▶ _PROBLEM DESCRIPTION_: Scan the entries below and report only how many lines contain "required".

▶ _Records from a collection_:

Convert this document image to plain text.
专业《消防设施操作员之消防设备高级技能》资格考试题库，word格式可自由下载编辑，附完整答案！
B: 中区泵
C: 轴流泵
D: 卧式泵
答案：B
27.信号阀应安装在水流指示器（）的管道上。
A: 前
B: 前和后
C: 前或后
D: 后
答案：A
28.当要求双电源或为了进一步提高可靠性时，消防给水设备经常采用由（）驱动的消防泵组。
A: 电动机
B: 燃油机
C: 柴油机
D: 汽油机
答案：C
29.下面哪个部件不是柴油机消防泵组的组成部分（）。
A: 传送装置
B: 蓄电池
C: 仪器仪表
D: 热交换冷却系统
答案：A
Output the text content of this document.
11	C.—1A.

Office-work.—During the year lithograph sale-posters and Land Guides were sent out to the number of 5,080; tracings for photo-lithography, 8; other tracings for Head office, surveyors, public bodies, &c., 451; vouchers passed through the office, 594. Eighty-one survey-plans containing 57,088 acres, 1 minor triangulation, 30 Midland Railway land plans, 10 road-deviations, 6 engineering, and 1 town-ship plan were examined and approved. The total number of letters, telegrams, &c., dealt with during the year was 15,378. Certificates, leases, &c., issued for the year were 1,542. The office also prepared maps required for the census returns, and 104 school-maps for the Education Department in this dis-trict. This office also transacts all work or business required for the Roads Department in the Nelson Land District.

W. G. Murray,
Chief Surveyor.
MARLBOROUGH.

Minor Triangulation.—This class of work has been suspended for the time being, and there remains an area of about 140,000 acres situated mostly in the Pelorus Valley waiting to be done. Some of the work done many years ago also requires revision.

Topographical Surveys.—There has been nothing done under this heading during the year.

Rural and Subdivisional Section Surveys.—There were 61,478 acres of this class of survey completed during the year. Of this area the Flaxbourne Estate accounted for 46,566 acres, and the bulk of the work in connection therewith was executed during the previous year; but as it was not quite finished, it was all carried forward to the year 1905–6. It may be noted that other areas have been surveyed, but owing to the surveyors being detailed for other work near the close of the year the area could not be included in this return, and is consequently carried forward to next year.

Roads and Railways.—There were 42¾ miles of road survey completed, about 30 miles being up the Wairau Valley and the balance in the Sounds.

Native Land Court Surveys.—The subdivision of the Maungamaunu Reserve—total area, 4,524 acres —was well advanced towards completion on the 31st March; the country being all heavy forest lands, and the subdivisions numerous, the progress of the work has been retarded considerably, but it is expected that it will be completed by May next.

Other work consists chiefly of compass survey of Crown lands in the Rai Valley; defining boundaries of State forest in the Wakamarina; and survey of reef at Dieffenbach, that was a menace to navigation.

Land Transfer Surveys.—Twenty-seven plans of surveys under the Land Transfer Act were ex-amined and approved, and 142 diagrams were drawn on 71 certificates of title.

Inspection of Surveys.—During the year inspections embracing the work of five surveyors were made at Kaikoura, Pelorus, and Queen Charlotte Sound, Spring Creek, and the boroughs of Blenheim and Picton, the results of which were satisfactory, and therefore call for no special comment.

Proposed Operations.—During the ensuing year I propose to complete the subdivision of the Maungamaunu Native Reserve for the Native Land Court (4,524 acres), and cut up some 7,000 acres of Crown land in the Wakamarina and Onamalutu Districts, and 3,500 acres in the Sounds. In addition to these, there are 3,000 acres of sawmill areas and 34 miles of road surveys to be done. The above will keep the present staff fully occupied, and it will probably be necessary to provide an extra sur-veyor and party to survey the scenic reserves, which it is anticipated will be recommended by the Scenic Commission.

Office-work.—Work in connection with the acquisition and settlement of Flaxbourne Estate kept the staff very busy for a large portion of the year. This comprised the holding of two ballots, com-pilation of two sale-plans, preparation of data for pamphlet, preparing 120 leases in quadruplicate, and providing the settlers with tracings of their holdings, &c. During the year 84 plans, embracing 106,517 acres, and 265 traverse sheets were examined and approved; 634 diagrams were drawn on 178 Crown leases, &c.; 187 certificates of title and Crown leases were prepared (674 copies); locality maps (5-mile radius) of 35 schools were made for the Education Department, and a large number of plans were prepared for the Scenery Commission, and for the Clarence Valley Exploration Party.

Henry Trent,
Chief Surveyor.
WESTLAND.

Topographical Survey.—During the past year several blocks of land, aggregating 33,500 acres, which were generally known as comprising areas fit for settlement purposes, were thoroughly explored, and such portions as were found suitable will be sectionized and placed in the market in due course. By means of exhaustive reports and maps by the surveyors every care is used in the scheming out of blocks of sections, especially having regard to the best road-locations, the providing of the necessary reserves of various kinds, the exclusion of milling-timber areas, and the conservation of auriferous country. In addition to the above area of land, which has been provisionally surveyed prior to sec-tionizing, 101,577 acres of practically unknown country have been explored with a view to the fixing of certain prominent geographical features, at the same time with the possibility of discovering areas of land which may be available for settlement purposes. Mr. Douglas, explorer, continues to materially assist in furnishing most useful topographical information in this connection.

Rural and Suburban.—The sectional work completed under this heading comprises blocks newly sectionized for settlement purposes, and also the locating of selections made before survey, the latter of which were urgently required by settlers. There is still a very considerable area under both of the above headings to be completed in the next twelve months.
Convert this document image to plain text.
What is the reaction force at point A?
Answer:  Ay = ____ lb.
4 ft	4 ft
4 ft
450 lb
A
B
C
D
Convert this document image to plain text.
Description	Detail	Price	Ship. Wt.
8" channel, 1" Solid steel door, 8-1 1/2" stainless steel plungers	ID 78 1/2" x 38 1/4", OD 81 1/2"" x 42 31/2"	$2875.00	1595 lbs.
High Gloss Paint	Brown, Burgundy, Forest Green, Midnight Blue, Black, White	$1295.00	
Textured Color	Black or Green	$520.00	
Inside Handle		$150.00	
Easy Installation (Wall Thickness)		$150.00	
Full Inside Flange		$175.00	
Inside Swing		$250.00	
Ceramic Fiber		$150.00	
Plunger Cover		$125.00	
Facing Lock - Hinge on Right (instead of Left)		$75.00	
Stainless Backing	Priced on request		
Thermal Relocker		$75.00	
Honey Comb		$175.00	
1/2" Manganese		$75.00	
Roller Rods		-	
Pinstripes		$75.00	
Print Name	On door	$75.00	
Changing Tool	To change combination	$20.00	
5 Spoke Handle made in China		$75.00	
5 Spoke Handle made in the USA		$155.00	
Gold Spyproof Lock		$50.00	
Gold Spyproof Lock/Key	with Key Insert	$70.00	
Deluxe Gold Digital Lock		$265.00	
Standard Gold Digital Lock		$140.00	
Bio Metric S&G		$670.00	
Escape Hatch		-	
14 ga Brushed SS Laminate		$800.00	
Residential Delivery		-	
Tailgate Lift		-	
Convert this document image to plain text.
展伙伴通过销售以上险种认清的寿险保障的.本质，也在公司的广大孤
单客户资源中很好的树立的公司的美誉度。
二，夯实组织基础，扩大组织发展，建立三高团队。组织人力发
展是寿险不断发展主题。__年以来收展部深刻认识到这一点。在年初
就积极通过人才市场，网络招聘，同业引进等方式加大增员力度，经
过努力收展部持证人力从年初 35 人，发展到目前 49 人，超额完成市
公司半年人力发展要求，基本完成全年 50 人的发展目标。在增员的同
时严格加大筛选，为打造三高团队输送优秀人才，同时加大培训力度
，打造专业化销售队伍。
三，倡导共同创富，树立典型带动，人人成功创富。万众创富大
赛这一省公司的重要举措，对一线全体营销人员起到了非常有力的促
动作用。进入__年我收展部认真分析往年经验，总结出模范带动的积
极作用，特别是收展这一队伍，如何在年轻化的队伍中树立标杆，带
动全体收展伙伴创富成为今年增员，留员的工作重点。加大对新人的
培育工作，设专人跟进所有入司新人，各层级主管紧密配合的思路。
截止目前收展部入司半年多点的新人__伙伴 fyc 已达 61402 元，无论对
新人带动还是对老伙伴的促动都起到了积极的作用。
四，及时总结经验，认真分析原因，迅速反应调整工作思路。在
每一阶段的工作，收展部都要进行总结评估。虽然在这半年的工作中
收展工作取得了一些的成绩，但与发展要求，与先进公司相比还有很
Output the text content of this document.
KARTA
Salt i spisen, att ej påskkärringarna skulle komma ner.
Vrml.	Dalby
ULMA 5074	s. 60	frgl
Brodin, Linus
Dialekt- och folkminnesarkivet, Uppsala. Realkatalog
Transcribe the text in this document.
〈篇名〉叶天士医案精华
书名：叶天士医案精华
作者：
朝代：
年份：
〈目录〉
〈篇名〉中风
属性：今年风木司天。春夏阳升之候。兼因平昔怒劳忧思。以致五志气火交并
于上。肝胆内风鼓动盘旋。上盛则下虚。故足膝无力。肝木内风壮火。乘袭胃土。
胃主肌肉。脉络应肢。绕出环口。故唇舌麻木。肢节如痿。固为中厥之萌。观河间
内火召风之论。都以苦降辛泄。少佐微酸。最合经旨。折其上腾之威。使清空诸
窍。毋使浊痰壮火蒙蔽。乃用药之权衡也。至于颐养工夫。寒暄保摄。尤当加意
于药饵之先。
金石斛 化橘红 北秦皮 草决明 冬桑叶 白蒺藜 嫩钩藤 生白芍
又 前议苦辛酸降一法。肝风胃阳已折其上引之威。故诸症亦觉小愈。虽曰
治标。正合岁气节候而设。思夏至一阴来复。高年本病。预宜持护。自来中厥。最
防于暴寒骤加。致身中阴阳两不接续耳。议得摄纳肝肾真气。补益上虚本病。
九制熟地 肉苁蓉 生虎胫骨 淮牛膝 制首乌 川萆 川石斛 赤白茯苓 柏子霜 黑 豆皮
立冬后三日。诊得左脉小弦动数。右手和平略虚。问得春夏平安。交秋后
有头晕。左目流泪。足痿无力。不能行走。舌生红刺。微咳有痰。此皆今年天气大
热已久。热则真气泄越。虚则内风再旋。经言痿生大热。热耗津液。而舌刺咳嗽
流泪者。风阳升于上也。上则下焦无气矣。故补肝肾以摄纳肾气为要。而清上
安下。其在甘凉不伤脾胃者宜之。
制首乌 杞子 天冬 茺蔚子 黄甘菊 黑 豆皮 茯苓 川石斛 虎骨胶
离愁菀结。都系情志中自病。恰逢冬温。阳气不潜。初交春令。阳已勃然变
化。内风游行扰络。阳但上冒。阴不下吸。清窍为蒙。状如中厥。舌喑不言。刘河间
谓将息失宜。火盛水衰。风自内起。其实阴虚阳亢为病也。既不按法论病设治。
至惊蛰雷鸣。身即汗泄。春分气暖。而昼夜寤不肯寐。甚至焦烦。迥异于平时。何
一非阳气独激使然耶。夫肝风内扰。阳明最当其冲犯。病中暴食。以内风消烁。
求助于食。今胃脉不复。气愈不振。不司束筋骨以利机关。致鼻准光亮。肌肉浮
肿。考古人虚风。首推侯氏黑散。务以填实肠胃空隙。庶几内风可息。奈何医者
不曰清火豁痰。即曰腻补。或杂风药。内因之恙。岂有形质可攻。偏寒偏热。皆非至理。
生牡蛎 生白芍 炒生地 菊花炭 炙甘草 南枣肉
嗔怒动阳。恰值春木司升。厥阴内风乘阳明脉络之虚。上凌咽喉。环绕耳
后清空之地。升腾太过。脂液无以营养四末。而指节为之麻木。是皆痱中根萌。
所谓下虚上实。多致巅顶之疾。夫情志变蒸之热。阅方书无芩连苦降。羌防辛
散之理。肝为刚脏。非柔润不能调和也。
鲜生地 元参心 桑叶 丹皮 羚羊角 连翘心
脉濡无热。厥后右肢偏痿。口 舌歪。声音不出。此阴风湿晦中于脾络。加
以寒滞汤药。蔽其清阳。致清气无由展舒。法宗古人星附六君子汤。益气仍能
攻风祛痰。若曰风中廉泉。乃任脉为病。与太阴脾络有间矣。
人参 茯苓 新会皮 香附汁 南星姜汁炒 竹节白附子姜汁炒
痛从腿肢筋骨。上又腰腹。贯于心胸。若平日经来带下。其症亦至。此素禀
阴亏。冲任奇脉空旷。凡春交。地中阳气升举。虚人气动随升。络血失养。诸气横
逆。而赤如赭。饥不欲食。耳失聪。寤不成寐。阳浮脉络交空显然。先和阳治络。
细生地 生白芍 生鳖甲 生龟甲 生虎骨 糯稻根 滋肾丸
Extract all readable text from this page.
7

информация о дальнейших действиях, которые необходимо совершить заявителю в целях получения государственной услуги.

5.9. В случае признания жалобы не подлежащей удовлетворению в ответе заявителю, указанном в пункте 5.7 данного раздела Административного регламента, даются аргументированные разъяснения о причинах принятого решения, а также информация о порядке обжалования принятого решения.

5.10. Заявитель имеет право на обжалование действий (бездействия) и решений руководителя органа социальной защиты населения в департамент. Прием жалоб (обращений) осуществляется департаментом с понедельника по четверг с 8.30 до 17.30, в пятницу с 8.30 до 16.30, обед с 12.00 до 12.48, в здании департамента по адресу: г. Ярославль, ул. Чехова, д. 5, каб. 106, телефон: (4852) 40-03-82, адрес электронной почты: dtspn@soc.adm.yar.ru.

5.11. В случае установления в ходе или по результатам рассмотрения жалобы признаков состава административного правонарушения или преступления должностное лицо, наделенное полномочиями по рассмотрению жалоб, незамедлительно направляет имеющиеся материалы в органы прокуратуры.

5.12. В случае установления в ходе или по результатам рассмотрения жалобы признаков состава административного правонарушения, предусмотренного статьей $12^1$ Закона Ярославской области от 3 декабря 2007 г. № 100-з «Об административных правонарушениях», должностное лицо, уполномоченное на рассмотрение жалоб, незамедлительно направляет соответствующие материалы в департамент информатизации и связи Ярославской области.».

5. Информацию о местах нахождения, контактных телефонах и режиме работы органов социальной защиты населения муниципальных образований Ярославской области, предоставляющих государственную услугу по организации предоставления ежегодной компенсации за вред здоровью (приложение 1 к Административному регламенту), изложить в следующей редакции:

▶ _WRITTEN RESPONSE_: 2